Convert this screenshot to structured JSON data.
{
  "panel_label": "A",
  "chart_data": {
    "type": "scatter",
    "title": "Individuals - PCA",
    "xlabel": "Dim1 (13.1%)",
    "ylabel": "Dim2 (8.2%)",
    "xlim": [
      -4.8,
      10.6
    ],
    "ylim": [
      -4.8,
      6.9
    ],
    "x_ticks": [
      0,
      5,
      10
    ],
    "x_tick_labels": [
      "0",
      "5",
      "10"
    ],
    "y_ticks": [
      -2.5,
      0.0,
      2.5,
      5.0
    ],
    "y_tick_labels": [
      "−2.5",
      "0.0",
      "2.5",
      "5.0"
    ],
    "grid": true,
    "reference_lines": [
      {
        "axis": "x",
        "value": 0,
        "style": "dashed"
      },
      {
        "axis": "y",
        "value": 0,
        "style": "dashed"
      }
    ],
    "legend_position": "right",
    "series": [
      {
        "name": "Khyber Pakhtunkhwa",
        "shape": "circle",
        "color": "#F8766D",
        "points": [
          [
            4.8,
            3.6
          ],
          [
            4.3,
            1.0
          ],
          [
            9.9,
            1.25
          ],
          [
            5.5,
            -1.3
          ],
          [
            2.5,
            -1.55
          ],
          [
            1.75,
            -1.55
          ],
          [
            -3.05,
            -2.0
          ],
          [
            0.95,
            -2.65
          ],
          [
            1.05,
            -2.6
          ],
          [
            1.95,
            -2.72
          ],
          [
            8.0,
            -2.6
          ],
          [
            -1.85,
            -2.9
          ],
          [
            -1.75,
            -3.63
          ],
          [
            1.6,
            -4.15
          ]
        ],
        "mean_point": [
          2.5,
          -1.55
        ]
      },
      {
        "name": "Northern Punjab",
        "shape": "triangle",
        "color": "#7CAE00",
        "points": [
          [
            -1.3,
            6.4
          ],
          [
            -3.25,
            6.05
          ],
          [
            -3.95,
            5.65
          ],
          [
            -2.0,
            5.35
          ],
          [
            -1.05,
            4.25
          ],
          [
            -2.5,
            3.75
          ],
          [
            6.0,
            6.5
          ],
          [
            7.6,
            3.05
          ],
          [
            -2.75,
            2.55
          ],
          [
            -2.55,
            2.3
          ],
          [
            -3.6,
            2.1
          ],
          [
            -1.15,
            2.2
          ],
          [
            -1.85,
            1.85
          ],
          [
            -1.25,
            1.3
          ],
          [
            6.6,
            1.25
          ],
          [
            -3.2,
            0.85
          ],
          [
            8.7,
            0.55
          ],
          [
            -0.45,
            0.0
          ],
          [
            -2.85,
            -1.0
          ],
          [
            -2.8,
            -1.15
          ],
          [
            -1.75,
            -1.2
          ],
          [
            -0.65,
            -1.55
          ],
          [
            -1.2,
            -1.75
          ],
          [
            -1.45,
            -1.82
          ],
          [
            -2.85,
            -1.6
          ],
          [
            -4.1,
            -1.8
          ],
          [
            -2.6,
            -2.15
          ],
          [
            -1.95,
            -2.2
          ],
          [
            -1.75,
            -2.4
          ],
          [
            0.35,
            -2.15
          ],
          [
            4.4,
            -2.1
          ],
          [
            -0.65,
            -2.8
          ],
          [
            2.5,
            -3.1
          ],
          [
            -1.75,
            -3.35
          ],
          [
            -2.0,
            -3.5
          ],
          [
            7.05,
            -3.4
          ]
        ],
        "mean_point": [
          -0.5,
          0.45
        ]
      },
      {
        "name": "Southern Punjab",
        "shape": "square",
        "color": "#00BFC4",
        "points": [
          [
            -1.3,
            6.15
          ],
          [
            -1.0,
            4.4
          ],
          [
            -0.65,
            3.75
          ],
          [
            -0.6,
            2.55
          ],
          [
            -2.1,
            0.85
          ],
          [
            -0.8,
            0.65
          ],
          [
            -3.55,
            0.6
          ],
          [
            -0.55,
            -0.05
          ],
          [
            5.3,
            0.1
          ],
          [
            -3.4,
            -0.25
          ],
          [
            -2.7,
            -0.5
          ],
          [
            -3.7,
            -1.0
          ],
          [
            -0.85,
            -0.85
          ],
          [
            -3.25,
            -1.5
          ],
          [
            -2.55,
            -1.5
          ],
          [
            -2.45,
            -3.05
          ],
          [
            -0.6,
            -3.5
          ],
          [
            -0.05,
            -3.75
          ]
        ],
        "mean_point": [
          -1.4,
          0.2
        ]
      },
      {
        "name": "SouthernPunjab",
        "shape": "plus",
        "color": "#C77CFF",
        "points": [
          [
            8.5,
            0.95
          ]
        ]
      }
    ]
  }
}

**Instructions to follow**
Write out every entry above, word for word.

**The output**
Convert this screenshot to structured JSON data.
{
  "panel_label": "A",
  "chart_data": {
    "type": "scatter",
    "title": "Individuals - PCA",
    "xlabel": "Dim1 (13.1%)",
    "ylabel": "Dim2 (8.2%)",
    "xlim": [
      -4.8,
      10.6
    ],
    "ylim": [
      -4.8,
      6.9
    ],
    "x_ticks": [
      0,
      5,
      10
    ],
    "x_tick_labels": [
      "0",
      "5",
      "10"
    ],
    "y_ticks": [
      -2.5,
      0.0,
      2.5,
      5.0
    ],
    "y_tick_labels": [
      "−2.5",
      "0.0",
      "2.5",
      "5.0"
    ],
    "grid": true,
    "reference_lines": [
      {
        "axis": "x",
        "value": 0,
        "style": "dashed"
      },
      {
        "axis": "y",
        "value": 0,
        "style": "dashed"
      }
    ],
    "legend_position": "right",
    "series": [
      {
        "name": "Khyber Pakhtunkhwa",
        "shape": "circle",
        "color": "#F8766D",
        "points": [
          [
            4.8,
            3.6
          ],
          [
            4.3,
            1.0
          ],
          [
            9.9,
            1.25
          ],
          [
            5.5,
            -1.3
          ],
          [
            2.5,
            -1.55
          ],
          [
            1.75,
            -1.55
          ],
          [
            -3.05,
            -2.0
          ],
          [
            0.95,
            -2.65
          ],
          [
            1.05,
            -2.6
          ],
          [
            1.95,
            -2.72
          ],
          [
            8.0,
            -2.6
          ],
          [
            -1.85,
            -2.9
          ],
          [
            -1.75,
            -3.63
          ],
          [
            1.6,
            -4.15
          ]
        ],
        "mean_point": [
          2.5,
          -1.55
        ]
      },
      {
        "name": "Northern Punjab",
        "shape": "triangle",
        "color": "#7CAE00",
        "points": [
          [
            -1.3,
            6.4
          ],
          [
            -3.25,
            6.05
          ],
          [
            -3.95,
            5.65
          ],
          [
            -2.0,
            5.35
          ],
          [
            -1.05,
            4.25
          ],
          [
            -2.5,
            3.75
          ],
          [
            6.0,
            6.5
          ],
          [
            7.6,
            3.05
          ],
          [
            -2.75,
            2.55
          ],
          [
            -2.55,
            2.3
          ],
          [
            -3.6,
            2.1
          ],
          [
            -1.15,
            2.2
          ],
          [
            -1.85,
            1.85
          ],
          [
            -1.25,
            1.3
          ],
          [
            6.6,
            1.25
          ],
          [
            -3.2,
            0.85
          ],
          [
            8.7,
            0.55
          ],
          [
            -0.45,
            0.0
          ],
          [
            -2.85,
            -1.0
          ],
          [
            -2.8,
            -1.15
          ],
          [
            -1.75,
            -1.2
          ],
          [
            -0.65,
            -1.55
          ],
          [
            -1.2,
            -1.75
          ],
          [
            -1.45,
            -1.82
          ],
          [
            -2.85,
            -1.6
          ],
          [
            -4.1,
            -1.8
          ],
          [
            -2.6,
            -2.15
          ],
          [
            -1.95,
            -2.2
          ],
          [
            -1.75,
            -2.4
          ],
          [
            0.35,
            -2.15
          ],
          [
            4.4,
            -2.1
          ],
          [
            -0.65,
            -2.8
          ],
          [
            2.5,
            -3.1
          ],
          [
            -1.75,
            -3.35
          ],
          [
            -2.0,
            -3.5
          ],
          [
            7.05,
            -3.4
          ]
        ],
        "mean_point": [
          -0.5,
          0.45
        ]
      },
      {
        "name": "Southern Punjab",
        "shape": "square",
        "color": "#00BFC4",
        "points": [
          [
            -1.3,
            6.15
          ],
          [
            -1.0,
            4.4
          ],
          [
            -0.65,
            3.75
          ],
          [
            -0.6,
            2.55
          ],
          [
            -2.1,
            0.85
          ],
          [
            -0.8,
            0.65
          ],
          [
            -3.55,
            0.6
          ],
          [
            -0.55,
            -0.05
          ],
          [
            5.3,
            0.1
          ],
          [
            -3.4,
            -0.25
          ],
          [
            -2.7,
            -0.5
          ],
          [
            -3.7,
            -1.0
          ],
          [
            -0.85,
            -0.85
          ],
          [
            -3.25,
            -1.5
          ],
          [
            -2.55,
            -1.5
          ],
          [
            -2.45,
            -3.05
          ],
          [
            -0.6,
            -3.5
          ],
          [
            -0.05,
            -3.75
          ]
        ],
        "mean_point": [
          -1.4,
          0.2
        ]
      },
      {
        "name": "SouthernPunjab",
        "shape": "plus",
        "color": "#C77CFF",
        "points": [
          [
            8.5,
            0.95
          ]
        ]
      }
    ]
  }
}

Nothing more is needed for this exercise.